**What the exercise asks**:
Count lines, not occurrences: report how many lines in the records hold the string "MATHEW", and nothing else.

**Records supplied**:
· · · ·
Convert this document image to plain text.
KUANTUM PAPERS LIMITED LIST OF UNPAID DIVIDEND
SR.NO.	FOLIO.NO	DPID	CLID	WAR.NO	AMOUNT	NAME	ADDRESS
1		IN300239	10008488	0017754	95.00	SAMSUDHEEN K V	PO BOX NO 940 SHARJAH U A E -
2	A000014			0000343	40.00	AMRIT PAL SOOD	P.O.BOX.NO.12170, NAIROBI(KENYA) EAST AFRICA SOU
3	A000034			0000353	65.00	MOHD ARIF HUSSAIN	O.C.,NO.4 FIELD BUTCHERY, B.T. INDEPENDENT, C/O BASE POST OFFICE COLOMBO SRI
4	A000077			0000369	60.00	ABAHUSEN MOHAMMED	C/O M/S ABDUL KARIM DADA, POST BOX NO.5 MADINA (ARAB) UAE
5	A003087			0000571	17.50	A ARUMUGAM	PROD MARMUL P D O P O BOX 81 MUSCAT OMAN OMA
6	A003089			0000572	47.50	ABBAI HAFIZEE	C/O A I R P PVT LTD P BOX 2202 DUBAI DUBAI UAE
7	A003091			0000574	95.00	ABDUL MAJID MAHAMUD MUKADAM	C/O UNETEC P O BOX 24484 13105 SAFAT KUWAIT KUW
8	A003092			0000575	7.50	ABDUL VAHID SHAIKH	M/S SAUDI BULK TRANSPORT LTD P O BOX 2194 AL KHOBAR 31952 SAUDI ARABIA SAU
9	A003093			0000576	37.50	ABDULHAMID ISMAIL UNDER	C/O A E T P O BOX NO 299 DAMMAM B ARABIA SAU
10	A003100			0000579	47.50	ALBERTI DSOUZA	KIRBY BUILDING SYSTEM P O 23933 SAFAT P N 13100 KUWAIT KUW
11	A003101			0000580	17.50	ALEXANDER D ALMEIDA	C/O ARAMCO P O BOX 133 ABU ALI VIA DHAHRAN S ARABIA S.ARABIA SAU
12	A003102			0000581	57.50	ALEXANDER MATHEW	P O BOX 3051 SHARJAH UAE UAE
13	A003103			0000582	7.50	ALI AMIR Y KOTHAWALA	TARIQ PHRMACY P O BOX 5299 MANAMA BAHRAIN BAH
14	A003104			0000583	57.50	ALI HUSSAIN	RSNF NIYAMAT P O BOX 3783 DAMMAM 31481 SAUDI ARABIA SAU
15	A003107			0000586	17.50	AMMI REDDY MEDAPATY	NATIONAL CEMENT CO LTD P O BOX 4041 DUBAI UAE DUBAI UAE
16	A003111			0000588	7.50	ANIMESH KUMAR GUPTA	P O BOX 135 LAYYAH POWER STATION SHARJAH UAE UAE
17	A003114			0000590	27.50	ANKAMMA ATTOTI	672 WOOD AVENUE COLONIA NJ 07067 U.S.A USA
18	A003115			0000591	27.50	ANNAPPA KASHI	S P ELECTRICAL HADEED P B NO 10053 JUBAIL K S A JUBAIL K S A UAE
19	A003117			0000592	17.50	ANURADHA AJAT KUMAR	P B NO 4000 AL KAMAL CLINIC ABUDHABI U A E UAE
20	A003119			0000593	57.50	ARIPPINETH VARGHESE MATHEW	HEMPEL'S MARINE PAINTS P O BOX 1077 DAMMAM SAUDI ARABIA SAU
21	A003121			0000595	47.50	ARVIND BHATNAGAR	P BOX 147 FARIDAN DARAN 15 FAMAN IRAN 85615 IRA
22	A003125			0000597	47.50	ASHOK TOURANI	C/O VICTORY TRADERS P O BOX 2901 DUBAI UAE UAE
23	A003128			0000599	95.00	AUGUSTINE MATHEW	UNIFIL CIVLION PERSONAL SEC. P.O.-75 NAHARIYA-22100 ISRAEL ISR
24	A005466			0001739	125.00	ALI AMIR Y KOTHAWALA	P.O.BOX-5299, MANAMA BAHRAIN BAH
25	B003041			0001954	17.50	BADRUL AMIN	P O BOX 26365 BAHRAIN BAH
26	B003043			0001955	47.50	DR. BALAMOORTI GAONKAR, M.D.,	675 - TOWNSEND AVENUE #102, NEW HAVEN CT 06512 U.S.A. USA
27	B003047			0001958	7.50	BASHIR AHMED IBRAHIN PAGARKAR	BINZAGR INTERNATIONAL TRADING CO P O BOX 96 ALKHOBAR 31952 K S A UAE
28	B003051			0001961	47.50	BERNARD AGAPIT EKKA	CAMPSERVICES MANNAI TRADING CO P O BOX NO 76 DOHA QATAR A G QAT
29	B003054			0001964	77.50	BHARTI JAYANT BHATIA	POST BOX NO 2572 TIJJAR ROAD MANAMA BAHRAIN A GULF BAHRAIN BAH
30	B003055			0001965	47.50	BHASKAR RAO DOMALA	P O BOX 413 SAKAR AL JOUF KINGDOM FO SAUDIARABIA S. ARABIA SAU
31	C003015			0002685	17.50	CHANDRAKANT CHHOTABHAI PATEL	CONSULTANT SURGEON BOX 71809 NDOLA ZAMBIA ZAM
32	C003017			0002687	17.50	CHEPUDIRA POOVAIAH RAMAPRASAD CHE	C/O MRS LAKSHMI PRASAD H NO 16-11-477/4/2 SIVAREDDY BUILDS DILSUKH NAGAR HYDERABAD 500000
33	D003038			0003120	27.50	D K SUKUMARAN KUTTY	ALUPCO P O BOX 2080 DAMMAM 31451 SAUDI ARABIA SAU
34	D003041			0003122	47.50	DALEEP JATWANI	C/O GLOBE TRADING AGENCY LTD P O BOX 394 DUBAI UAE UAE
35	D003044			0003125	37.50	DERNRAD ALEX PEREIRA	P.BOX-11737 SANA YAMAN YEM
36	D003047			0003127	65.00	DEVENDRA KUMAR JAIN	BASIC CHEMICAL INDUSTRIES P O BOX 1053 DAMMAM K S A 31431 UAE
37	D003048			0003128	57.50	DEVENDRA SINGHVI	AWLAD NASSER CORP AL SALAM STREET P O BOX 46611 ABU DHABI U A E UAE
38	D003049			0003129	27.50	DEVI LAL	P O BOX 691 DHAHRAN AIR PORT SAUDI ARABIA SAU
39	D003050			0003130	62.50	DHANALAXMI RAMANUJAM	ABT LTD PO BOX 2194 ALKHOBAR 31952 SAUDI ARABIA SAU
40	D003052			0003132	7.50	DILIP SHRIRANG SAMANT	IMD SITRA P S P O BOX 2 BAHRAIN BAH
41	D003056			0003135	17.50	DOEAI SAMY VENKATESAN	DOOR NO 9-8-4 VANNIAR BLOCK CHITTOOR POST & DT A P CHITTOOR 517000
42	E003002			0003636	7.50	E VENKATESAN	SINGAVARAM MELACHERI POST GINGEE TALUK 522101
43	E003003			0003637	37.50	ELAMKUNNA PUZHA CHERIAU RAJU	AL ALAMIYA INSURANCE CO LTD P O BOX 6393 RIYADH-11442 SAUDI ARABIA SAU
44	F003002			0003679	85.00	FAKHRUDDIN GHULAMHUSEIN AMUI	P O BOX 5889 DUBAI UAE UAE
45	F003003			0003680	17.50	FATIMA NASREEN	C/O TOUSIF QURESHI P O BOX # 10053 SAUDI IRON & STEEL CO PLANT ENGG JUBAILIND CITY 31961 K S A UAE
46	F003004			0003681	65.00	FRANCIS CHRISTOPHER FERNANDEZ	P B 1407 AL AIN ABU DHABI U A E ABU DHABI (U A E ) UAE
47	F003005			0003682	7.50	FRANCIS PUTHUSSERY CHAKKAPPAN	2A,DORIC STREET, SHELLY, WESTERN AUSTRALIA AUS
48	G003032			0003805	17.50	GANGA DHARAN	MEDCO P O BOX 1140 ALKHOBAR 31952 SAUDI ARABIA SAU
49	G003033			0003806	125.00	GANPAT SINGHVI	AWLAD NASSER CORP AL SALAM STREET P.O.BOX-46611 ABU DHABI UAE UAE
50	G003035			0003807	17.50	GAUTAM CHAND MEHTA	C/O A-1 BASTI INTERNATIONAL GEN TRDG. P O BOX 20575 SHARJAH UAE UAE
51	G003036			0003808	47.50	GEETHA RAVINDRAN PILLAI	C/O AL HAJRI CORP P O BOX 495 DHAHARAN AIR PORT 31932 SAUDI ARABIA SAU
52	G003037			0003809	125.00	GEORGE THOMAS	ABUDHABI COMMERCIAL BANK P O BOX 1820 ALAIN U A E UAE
· · · ·
**Reply**:
3